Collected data
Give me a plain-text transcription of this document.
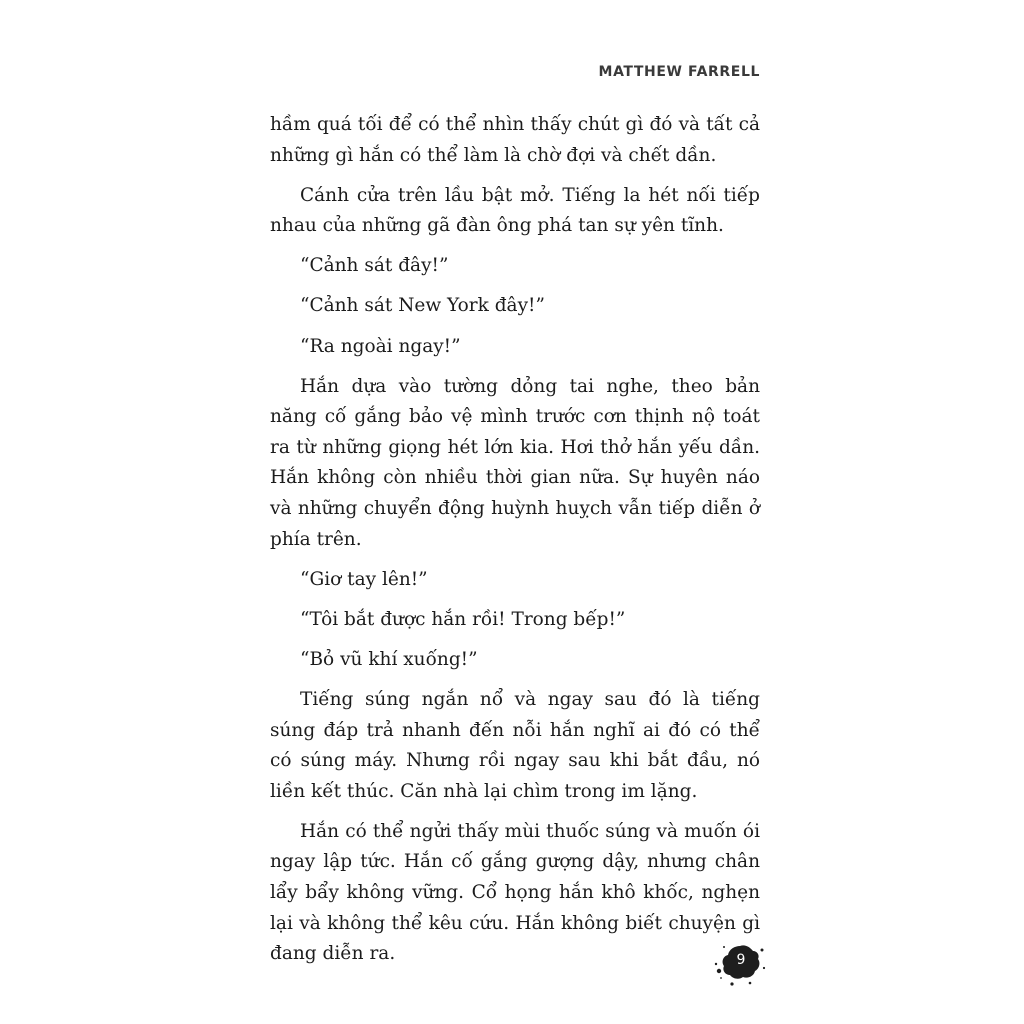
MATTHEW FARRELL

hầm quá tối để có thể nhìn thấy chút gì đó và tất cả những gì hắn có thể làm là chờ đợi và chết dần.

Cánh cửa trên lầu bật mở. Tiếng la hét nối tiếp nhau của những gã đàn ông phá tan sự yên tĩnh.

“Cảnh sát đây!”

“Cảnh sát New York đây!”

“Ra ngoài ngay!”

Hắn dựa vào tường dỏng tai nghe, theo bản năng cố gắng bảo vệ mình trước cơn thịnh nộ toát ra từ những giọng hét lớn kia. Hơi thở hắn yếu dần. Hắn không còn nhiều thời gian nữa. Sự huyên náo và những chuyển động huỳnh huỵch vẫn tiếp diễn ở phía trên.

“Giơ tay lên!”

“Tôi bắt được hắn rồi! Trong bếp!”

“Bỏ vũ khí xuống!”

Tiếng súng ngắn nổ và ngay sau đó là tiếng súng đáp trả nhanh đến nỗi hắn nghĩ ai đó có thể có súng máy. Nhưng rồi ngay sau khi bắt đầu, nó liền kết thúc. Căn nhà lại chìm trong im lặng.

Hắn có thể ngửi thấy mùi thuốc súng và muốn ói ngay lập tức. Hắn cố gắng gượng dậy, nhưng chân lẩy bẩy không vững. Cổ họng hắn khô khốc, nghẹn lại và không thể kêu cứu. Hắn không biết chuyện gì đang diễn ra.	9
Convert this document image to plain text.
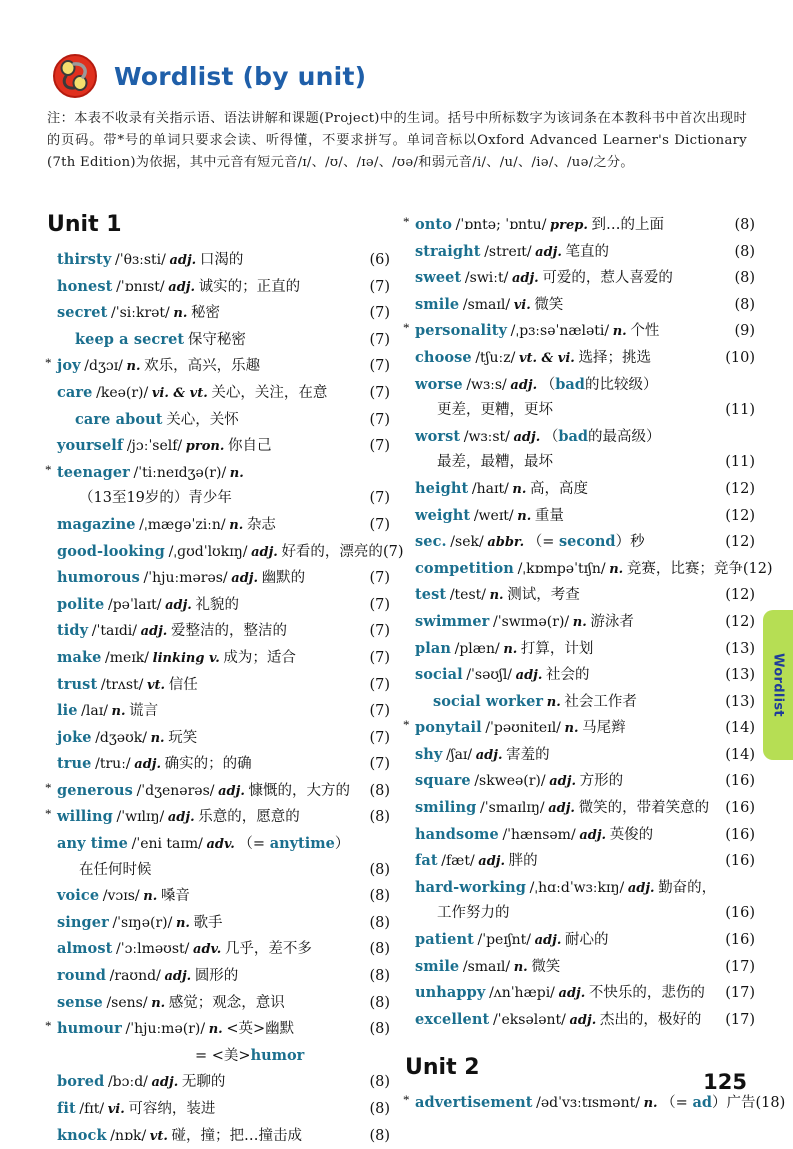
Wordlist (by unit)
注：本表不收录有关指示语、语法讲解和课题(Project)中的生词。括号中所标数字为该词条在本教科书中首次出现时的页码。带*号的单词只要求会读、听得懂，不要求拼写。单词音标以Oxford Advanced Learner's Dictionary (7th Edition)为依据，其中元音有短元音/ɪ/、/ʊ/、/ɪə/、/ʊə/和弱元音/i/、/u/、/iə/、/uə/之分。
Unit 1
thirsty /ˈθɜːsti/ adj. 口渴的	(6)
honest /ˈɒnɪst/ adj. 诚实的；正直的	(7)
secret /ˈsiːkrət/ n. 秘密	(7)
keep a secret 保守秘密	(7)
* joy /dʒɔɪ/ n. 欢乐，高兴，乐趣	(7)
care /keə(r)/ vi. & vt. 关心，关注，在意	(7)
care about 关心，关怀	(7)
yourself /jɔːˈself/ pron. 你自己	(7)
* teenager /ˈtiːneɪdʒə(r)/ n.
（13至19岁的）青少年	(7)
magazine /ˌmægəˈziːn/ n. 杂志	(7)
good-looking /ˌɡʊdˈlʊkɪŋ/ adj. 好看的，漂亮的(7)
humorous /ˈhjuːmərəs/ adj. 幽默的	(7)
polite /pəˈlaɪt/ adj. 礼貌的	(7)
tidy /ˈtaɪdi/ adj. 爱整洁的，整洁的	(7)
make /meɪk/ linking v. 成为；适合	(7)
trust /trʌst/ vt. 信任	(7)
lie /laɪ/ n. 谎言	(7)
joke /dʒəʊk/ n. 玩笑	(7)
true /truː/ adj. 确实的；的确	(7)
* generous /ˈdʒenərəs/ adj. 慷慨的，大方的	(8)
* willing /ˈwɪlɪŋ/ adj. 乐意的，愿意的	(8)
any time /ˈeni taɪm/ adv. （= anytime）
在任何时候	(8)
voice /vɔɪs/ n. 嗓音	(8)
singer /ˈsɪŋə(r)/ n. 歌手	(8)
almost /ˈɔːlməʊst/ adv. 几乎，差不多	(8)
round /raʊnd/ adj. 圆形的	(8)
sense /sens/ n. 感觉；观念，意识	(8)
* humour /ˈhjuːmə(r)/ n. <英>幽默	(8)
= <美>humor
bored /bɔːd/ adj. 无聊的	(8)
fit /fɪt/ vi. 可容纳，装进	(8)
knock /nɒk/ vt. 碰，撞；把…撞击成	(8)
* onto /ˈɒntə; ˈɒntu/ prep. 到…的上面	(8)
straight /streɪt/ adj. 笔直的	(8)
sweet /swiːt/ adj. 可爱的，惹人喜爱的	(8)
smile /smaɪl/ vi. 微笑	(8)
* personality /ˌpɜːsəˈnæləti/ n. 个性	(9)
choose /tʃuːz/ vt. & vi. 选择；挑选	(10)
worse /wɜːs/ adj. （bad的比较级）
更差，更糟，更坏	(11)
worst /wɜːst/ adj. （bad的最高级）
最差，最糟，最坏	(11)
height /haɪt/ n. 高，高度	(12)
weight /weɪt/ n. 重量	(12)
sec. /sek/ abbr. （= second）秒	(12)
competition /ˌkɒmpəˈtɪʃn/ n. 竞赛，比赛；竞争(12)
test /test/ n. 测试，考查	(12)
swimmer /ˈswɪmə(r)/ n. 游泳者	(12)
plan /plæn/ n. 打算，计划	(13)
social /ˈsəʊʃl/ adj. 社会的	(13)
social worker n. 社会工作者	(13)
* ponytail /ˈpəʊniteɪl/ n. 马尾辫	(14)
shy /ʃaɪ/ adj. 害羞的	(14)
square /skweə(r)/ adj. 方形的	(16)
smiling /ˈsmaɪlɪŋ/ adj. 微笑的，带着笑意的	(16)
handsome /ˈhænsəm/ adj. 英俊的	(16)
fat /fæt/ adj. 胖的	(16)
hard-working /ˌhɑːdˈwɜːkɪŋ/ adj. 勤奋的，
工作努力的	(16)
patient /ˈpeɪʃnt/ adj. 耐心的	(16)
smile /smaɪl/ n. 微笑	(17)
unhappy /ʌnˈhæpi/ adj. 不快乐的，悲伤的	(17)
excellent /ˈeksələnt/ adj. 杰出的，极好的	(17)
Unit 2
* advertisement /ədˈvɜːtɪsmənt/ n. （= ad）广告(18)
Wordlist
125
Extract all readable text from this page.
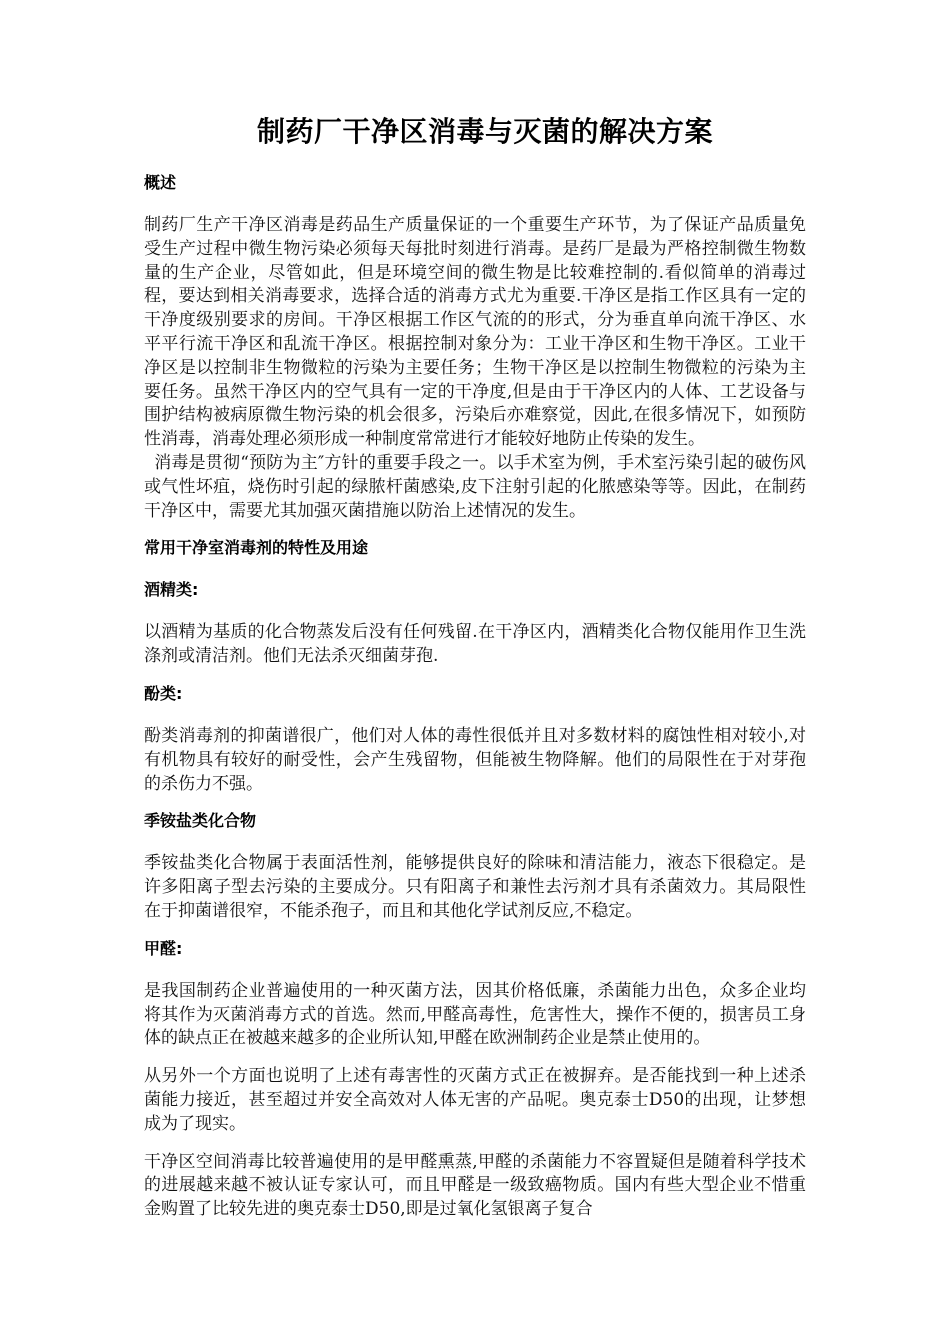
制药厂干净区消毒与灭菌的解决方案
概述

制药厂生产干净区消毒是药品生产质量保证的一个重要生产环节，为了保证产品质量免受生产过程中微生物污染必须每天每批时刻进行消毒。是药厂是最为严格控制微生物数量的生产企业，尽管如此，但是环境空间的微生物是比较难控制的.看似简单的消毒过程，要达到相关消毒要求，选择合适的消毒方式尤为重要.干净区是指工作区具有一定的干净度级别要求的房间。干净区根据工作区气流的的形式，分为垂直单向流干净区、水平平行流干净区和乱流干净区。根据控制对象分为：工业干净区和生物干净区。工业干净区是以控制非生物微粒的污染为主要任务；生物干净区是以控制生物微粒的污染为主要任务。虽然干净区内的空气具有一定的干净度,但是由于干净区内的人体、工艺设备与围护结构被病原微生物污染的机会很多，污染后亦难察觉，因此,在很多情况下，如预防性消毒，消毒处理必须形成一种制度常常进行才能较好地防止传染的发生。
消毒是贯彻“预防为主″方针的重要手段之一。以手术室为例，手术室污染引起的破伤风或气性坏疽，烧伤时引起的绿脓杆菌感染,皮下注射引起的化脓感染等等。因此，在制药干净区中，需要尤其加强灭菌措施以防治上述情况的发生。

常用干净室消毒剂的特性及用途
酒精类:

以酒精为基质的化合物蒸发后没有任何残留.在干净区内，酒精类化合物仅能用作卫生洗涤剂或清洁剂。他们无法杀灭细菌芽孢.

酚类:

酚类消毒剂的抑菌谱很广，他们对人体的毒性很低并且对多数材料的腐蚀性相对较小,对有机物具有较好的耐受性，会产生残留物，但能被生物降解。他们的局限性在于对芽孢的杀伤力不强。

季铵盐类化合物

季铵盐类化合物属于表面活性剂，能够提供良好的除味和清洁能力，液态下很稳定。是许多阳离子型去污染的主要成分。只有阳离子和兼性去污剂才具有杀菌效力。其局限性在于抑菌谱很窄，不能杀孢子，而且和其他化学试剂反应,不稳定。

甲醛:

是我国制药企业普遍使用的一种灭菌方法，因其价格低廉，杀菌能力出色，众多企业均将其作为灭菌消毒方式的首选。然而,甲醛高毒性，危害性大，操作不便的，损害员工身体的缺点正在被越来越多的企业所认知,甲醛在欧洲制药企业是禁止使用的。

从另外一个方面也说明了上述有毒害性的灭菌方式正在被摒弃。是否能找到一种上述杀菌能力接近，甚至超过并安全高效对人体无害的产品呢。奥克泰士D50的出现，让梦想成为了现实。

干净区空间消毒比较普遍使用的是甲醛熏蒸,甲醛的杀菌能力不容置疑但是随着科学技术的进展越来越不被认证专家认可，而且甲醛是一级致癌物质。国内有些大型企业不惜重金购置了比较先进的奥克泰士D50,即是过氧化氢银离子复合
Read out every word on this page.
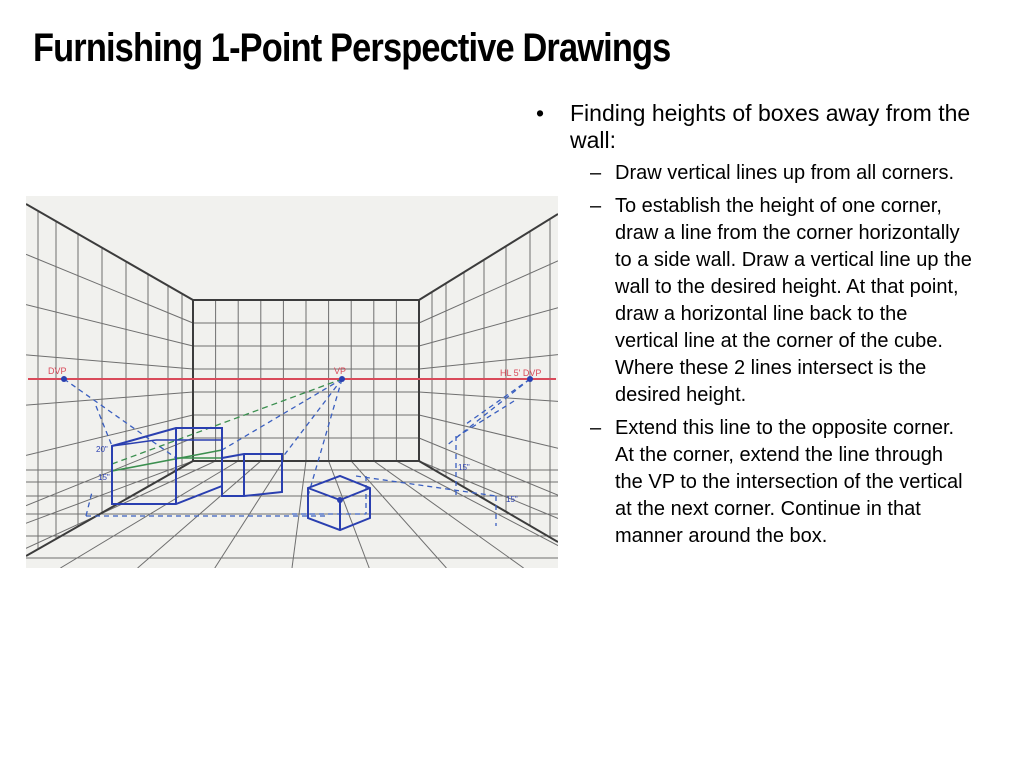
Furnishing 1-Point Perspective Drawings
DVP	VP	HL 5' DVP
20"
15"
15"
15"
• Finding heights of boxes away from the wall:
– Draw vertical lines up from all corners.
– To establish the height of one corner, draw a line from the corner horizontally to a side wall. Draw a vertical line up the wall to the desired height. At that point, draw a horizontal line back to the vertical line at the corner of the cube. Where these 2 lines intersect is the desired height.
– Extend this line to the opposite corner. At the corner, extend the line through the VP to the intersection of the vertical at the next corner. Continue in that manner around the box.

Direction
Copy each line of the records containing the string "plain".

Answer to the problem
Give me a plain-text transcription of this document.
Convert this document image to plain text.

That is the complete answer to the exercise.